### RECORD EXCERPTS:

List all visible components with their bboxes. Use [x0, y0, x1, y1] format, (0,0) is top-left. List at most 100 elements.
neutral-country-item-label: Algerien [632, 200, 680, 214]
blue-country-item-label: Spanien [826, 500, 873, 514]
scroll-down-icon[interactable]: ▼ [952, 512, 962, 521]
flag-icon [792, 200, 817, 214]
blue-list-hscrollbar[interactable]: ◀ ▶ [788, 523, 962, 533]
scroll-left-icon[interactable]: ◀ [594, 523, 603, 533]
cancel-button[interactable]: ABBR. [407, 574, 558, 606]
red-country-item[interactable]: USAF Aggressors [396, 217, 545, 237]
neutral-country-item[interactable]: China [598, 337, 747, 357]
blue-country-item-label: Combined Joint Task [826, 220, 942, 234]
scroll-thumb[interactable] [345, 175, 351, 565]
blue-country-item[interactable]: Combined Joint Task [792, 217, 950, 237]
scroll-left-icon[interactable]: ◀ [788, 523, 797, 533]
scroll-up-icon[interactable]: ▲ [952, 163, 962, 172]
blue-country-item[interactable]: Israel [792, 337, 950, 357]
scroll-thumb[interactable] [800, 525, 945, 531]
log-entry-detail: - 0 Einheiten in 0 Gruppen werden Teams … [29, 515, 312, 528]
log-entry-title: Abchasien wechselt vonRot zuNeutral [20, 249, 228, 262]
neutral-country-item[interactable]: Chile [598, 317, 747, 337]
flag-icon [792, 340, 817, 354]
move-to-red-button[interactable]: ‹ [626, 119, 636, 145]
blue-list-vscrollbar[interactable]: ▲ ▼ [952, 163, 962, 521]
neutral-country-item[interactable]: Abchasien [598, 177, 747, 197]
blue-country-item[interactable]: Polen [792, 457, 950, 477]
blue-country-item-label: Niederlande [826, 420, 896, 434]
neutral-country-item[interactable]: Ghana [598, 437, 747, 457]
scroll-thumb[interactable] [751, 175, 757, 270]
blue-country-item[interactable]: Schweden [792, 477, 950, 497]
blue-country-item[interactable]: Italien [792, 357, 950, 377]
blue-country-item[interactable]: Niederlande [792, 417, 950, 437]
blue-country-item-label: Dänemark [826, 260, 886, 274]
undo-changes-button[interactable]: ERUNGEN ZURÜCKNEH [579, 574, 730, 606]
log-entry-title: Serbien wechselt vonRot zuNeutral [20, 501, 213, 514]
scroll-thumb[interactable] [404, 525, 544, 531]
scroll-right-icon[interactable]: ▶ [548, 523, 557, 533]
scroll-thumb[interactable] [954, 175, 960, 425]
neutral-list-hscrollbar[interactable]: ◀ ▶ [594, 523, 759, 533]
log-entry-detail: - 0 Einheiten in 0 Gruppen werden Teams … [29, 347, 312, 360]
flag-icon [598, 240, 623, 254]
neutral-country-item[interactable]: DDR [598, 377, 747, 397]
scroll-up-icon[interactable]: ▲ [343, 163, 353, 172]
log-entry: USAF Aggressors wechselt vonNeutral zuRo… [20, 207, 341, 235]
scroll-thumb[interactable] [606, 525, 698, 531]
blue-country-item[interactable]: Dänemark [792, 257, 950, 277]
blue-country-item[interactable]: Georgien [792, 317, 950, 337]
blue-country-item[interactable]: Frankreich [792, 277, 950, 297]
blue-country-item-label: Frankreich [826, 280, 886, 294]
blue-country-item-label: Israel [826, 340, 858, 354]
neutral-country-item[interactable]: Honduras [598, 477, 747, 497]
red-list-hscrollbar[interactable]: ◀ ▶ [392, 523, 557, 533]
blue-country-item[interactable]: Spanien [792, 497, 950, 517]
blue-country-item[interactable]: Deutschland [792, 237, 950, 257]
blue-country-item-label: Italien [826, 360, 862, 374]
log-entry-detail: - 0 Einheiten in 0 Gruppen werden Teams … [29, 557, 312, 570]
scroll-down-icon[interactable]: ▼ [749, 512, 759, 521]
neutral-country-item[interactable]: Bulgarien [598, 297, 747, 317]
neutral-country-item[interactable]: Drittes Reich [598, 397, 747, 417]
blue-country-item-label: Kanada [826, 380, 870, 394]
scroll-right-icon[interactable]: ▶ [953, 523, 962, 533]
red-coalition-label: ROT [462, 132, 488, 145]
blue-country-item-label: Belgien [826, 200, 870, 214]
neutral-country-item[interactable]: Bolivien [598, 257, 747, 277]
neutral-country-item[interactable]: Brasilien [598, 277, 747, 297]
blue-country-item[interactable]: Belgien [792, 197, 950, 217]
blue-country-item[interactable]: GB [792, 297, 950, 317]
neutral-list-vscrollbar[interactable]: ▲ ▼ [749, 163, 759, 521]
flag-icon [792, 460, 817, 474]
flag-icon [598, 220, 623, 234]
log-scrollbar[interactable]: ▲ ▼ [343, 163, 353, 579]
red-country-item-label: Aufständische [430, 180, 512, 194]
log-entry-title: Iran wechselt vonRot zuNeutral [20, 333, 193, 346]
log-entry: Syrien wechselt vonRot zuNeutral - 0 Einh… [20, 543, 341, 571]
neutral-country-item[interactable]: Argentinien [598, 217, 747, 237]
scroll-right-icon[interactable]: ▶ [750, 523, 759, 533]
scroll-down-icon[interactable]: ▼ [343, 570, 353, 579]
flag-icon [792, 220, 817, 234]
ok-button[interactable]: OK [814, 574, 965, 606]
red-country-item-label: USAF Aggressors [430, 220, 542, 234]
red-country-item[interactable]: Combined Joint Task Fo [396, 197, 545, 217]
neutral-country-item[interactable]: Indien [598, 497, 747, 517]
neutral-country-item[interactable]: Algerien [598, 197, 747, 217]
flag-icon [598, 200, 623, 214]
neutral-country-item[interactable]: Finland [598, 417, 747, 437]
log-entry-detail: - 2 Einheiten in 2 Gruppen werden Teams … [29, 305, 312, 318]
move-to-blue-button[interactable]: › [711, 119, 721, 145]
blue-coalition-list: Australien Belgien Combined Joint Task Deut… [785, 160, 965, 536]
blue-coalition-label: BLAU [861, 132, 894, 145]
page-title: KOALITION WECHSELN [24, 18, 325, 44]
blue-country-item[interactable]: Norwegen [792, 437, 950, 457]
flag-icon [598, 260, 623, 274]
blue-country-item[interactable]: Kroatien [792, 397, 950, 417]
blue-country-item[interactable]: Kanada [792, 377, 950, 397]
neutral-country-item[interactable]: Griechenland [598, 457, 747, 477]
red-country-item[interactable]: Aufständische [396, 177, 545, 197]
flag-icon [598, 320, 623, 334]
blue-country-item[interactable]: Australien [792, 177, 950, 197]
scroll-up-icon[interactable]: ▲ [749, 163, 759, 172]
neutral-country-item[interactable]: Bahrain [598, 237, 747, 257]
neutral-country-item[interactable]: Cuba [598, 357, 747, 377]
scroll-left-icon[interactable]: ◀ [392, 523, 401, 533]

### EXERCISE DIRECTIONS:
Please echo the records above, starting at the first line and ending at the line that contains "scroll-left-icon[interactable]: ◀ [594, 523, 603, 533]", reproducing each line precisely.

### FULL OUTPUT:
List all visible components with their bboxes. Use [x0, y0, x1, y1] format, (0,0) is top-left. List at most 100 elements.
neutral-country-item-label: Algerien [632, 200, 680, 214]
blue-country-item-label: Spanien [826, 500, 873, 514]
scroll-down-icon[interactable]: ▼ [952, 512, 962, 521]
flag-icon [792, 200, 817, 214]
blue-list-hscrollbar[interactable]: ◀ ▶ [788, 523, 962, 533]
scroll-left-icon[interactable]: ◀ [594, 523, 603, 533]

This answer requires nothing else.